=== Entries shown ===

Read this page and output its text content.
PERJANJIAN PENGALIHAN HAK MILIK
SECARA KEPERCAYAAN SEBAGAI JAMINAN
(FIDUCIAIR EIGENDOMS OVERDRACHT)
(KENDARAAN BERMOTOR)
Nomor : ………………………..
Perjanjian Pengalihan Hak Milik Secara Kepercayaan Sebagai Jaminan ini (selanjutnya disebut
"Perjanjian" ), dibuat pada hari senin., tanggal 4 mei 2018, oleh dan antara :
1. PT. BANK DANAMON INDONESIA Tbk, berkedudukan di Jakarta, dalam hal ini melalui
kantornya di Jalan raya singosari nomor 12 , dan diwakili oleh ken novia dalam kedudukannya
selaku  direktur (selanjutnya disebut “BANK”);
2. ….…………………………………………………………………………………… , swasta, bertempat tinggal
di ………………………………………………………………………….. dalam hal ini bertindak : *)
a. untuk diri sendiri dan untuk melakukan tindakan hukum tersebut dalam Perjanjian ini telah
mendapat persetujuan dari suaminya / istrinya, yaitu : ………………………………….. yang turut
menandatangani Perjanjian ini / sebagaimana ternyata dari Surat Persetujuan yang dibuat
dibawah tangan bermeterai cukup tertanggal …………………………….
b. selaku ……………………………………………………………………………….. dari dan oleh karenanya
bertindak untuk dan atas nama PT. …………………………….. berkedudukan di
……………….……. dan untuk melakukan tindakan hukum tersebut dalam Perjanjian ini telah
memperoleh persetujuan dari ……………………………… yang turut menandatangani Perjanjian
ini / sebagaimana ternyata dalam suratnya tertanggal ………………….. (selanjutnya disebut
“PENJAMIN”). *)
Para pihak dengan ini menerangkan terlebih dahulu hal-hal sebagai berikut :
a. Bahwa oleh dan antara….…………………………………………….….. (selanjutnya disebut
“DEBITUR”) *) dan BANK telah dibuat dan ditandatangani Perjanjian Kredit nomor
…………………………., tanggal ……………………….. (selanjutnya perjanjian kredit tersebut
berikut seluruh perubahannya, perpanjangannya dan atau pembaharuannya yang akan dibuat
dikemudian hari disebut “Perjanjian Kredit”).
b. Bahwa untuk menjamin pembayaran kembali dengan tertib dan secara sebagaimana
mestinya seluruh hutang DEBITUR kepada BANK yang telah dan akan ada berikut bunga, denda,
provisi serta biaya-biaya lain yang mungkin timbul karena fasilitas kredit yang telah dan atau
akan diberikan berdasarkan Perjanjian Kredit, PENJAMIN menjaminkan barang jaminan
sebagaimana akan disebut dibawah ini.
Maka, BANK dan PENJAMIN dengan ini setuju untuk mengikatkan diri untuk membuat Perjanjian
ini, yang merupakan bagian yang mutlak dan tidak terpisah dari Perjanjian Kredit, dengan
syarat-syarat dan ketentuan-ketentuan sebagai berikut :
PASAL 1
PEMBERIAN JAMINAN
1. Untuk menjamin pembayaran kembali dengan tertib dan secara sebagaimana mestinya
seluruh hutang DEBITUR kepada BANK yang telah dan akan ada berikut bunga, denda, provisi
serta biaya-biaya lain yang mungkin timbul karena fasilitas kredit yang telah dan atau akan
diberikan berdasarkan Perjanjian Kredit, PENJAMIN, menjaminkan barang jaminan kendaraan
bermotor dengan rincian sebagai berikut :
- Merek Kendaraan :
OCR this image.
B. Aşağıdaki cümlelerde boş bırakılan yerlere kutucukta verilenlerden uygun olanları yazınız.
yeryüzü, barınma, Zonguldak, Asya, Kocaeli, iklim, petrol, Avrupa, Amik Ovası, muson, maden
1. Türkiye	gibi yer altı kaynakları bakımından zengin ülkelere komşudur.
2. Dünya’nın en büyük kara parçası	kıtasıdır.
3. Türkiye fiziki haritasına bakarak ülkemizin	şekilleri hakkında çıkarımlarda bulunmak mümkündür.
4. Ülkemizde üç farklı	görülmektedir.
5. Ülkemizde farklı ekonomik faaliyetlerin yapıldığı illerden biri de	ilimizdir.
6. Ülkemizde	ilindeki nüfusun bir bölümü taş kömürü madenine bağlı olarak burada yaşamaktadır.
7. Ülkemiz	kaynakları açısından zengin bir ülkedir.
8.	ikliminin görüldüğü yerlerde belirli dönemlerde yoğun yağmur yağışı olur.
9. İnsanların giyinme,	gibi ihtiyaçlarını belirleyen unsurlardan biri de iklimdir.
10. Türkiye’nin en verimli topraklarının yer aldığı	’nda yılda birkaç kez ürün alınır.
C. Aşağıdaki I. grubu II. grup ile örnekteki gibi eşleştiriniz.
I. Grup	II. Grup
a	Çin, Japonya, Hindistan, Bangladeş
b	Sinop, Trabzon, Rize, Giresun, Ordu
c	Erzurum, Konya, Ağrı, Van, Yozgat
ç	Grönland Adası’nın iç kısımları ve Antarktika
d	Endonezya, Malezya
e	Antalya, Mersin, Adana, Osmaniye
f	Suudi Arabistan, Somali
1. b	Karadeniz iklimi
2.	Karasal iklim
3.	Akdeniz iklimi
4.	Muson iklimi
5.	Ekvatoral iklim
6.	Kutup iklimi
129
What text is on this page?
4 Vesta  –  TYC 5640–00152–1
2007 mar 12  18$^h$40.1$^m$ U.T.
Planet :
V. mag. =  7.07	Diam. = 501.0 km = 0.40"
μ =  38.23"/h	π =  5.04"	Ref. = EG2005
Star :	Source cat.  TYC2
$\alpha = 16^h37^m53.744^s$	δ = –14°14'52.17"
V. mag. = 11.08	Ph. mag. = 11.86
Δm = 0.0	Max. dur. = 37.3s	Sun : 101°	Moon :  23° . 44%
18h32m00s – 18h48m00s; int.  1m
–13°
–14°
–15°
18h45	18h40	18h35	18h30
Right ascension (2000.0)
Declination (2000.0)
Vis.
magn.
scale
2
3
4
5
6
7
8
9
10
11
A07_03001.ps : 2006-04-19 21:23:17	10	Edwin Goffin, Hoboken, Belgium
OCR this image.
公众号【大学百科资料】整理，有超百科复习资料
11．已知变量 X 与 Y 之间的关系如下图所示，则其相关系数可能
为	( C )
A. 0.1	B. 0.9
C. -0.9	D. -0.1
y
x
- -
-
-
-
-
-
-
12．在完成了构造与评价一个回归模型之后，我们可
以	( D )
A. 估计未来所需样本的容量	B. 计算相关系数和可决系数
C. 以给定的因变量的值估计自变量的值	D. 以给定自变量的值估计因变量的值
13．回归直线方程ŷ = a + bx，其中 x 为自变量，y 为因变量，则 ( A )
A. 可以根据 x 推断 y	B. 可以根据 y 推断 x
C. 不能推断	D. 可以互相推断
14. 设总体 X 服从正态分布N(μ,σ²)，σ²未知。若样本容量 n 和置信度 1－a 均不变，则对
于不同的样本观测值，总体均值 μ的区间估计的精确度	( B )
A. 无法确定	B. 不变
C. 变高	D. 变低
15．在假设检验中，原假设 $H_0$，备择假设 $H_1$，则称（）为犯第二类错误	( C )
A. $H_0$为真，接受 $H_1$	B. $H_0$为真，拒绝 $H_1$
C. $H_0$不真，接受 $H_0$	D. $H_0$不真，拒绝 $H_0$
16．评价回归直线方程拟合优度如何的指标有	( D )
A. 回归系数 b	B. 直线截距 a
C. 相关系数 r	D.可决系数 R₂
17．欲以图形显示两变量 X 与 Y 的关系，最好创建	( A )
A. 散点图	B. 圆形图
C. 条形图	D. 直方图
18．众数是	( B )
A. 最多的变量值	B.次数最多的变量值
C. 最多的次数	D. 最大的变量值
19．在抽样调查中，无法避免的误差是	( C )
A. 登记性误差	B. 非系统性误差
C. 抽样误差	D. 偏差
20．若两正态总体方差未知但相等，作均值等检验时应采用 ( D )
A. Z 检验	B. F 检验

===

◆ **What you need to do**
Find each line in the records holding the string "biaya" and show it.

◆ **The completed task**
provisi serta biaya-biaya lain yang mungkin timbul karena fasilitas kredit yang telah dan atau
serta biaya-biaya lain yang mungkin timbul karena fasilitas kredit yang telah dan atau akan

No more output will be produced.